Stored data
********

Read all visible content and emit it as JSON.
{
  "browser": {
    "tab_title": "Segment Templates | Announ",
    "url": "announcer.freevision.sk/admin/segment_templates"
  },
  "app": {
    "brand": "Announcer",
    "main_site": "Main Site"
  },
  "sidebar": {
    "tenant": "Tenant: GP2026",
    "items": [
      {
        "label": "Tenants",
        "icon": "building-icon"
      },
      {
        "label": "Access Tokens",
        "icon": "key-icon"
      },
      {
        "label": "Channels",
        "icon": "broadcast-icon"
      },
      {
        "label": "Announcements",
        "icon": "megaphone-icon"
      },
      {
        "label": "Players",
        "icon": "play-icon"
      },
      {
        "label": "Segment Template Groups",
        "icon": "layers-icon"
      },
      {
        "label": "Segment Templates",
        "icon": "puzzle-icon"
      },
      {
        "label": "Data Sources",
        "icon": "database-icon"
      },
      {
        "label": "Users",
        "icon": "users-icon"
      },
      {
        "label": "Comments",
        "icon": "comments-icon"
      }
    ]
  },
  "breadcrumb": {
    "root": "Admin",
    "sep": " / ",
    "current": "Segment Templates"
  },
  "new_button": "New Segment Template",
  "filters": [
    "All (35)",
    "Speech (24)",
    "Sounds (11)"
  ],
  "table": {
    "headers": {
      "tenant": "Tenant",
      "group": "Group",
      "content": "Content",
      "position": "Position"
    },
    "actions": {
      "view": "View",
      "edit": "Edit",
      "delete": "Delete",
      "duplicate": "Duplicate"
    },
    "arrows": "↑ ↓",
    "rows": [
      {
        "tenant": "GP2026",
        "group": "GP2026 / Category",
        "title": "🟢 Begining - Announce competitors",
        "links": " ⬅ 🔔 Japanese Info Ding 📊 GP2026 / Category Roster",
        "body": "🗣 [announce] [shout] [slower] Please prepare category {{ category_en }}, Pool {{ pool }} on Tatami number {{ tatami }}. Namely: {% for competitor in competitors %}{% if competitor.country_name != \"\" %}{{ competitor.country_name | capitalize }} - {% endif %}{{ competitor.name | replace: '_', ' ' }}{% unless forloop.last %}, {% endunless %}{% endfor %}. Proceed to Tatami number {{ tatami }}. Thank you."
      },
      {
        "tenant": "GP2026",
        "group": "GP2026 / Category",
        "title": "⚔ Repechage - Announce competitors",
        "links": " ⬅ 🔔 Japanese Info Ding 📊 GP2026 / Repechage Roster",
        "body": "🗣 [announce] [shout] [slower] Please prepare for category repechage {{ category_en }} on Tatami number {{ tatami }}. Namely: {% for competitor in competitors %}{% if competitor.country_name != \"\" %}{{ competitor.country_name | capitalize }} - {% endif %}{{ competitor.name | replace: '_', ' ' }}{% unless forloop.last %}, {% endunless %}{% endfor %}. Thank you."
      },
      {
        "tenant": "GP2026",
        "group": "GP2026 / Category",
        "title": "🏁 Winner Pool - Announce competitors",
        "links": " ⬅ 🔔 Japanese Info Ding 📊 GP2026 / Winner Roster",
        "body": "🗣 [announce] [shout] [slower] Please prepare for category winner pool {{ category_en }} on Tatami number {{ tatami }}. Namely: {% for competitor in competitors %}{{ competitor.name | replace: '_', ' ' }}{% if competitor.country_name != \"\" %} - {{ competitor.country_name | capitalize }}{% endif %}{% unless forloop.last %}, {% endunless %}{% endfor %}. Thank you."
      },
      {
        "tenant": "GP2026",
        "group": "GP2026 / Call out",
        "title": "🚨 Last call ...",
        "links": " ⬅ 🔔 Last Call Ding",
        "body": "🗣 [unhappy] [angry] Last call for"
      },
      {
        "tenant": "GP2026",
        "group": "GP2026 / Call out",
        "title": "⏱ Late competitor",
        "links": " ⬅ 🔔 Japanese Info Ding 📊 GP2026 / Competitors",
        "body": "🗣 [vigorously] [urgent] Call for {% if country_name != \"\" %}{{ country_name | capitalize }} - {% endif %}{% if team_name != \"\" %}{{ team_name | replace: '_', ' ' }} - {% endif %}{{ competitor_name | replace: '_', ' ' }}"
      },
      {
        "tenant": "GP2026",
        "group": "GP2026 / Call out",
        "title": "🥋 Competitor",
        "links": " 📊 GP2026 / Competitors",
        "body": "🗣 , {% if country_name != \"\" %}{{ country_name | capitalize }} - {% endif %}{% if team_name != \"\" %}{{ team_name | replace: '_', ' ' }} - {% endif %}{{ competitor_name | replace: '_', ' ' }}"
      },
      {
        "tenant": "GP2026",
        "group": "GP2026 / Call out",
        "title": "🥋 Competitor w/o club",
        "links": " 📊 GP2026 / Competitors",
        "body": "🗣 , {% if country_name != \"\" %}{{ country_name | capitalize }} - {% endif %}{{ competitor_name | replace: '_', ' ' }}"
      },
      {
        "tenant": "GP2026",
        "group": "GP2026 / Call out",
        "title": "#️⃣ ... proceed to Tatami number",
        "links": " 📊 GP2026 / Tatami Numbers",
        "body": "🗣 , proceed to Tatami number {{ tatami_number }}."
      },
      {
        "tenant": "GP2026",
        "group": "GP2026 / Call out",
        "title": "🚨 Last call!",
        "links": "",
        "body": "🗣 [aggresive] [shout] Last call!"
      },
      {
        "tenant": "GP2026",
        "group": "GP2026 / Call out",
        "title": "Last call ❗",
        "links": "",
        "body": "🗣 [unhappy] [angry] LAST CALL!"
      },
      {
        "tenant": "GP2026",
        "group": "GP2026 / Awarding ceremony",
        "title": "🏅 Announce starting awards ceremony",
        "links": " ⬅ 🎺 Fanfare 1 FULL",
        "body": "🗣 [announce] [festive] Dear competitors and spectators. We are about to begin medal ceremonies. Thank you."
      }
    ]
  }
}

********

_Exercise aim_
The records above are to be repeated exactly, in their entirety.

_The reply_
Read all visible content and emit it as JSON.
{
  "browser": {
    "tab_title": "Segment Templates | Announ",
    "url": "announcer.freevision.sk/admin/segment_templates"
  },
  "app": {
    "brand": "Announcer",
    "main_site": "Main Site"
  },
  "sidebar": {
    "tenant": "Tenant: GP2026",
    "items": [
      {
        "label": "Tenants",
        "icon": "building-icon"
      },
      {
        "label": "Access Tokens",
        "icon": "key-icon"
      },
      {
        "label": "Channels",
        "icon": "broadcast-icon"
      },
      {
        "label": "Announcements",
        "icon": "megaphone-icon"
      },
      {
        "label": "Players",
        "icon": "play-icon"
      },
      {
        "label": "Segment Template Groups",
        "icon": "layers-icon"
      },
      {
        "label": "Segment Templates",
        "icon": "puzzle-icon"
      },
      {
        "label": "Data Sources",
        "icon": "database-icon"
      },
      {
        "label": "Users",
        "icon": "users-icon"
      },
      {
        "label": "Comments",
        "icon": "comments-icon"
      }
    ]
  },
  "breadcrumb": {
    "root": "Admin",
    "sep": " / ",
    "current": "Segment Templates"
  },
  "new_button": "New Segment Template",
  "filters": [
    "All (35)",
    "Speech (24)",
    "Sounds (11)"
  ],
  "table": {
    "headers": {
      "tenant": "Tenant",
      "group": "Group",
      "content": "Content",
      "position": "Position"
    },
    "actions": {
      "view": "View",
      "edit": "Edit",
      "delete": "Delete",
      "duplicate": "Duplicate"
    },
    "arrows": "↑ ↓",
    "rows": [
      {
        "tenant": "GP2026",
        "group": "GP2026 / Category",
        "title": "🟢 Begining - Announce competitors",
        "links": " ⬅ 🔔 Japanese Info Ding 📊 GP2026 / Category Roster",
        "body": "🗣 [announce] [shout] [slower] Please prepare category {{ category_en }}, Pool {{ pool }} on Tatami number {{ tatami }}. Namely: {% for competitor in competitors %}{% if competitor.country_name != \"\" %}{{ competitor.country_name | capitalize }} - {% endif %}{{ competitor.name | replace: '_', ' ' }}{% unless forloop.last %}, {% endunless %}{% endfor %}. Proceed to Tatami number {{ tatami }}. Thank you."
      },
      {
        "tenant": "GP2026",
        "group": "GP2026 / Category",
        "title": "⚔ Repechage - Announce competitors",
        "links": " ⬅ 🔔 Japanese Info Ding 📊 GP2026 / Repechage Roster",
        "body": "🗣 [announce] [shout] [slower] Please prepare for category repechage {{ category_en }} on Tatami number {{ tatami }}. Namely: {% for competitor in competitors %}{% if competitor.country_name != \"\" %}{{ competitor.country_name | capitalize }} - {% endif %}{{ competitor.name | replace: '_', ' ' }}{% unless forloop.last %}, {% endunless %}{% endfor %}. Thank you."
      },
      {
        "tenant": "GP2026",
        "group": "GP2026 / Category",
        "title": "🏁 Winner Pool - Announce competitors",
        "links": " ⬅ 🔔 Japanese Info Ding 📊 GP2026 / Winner Roster",
        "body": "🗣 [announce] [shout] [slower] Please prepare for category winner pool {{ category_en }} on Tatami number {{ tatami }}. Namely: {% for competitor in competitors %}{{ competitor.name | replace: '_', ' ' }}{% if competitor.country_name != \"\" %} - {{ competitor.country_name | capitalize }}{% endif %}{% unless forloop.last %}, {% endunless %}{% endfor %}. Thank you."
      },
      {
        "tenant": "GP2026",
        "group": "GP2026 / Call out",
        "title": "🚨 Last call ...",
        "links": " ⬅ 🔔 Last Call Ding",
        "body": "🗣 [unhappy] [angry] Last call for"
      },
      {
        "tenant": "GP2026",
        "group": "GP2026 / Call out",
        "title": "⏱ Late competitor",
        "links": " ⬅ 🔔 Japanese Info Ding 📊 GP2026 / Competitors",
        "body": "🗣 [vigorously] [urgent] Call for {% if country_name != \"\" %}{{ country_name | capitalize }} - {% endif %}{% if team_name != \"\" %}{{ team_name | replace: '_', ' ' }} - {% endif %}{{ competitor_name | replace: '_', ' ' }}"
      },
      {
        "tenant": "GP2026",
        "group": "GP2026 / Call out",
        "title": "🥋 Competitor",
        "links": " 📊 GP2026 / Competitors",
        "body": "🗣 , {% if country_name != \"\" %}{{ country_name | capitalize }} - {% endif %}{% if team_name != \"\" %}{{ team_name | replace: '_', ' ' }} - {% endif %}{{ competitor_name | replace: '_', ' ' }}"
      },
      {
        "tenant": "GP2026",
        "group": "GP2026 / Call out",
        "title": "🥋 Competitor w/o club",
        "links": " 📊 GP2026 / Competitors",
        "body": "🗣 , {% if country_name != \"\" %}{{ country_name | capitalize }} - {% endif %}{{ competitor_name | replace: '_', ' ' }}"
      },
      {
        "tenant": "GP2026",
        "group": "GP2026 / Call out",
        "title": "#️⃣ ... proceed to Tatami number",
        "links": " 📊 GP2026 / Tatami Numbers",
        "body": "🗣 , proceed to Tatami number {{ tatami_number }}."
      },
      {
        "tenant": "GP2026",
        "group": "GP2026 / Call out",
        "title": "🚨 Last call!",
        "links": "",
        "body": "🗣 [aggresive] [shout] Last call!"
      },
      {
        "tenant": "GP2026",
        "group": "GP2026 / Call out",
        "title": "Last call ❗",
        "links": "",
        "body": "🗣 [unhappy] [angry] LAST CALL!"
      },
      {
        "tenant": "GP2026",
        "group": "GP2026 / Awarding ceremony",
        "title": "🏅 Announce starting awards ceremony",
        "links": " ⬅ 🎺 Fanfare 1 FULL",
        "body": "🗣 [announce] [festive] Dear competitors and spectators. We are about to begin medal ceremonies. Thank you."
      }
    ]
  }
}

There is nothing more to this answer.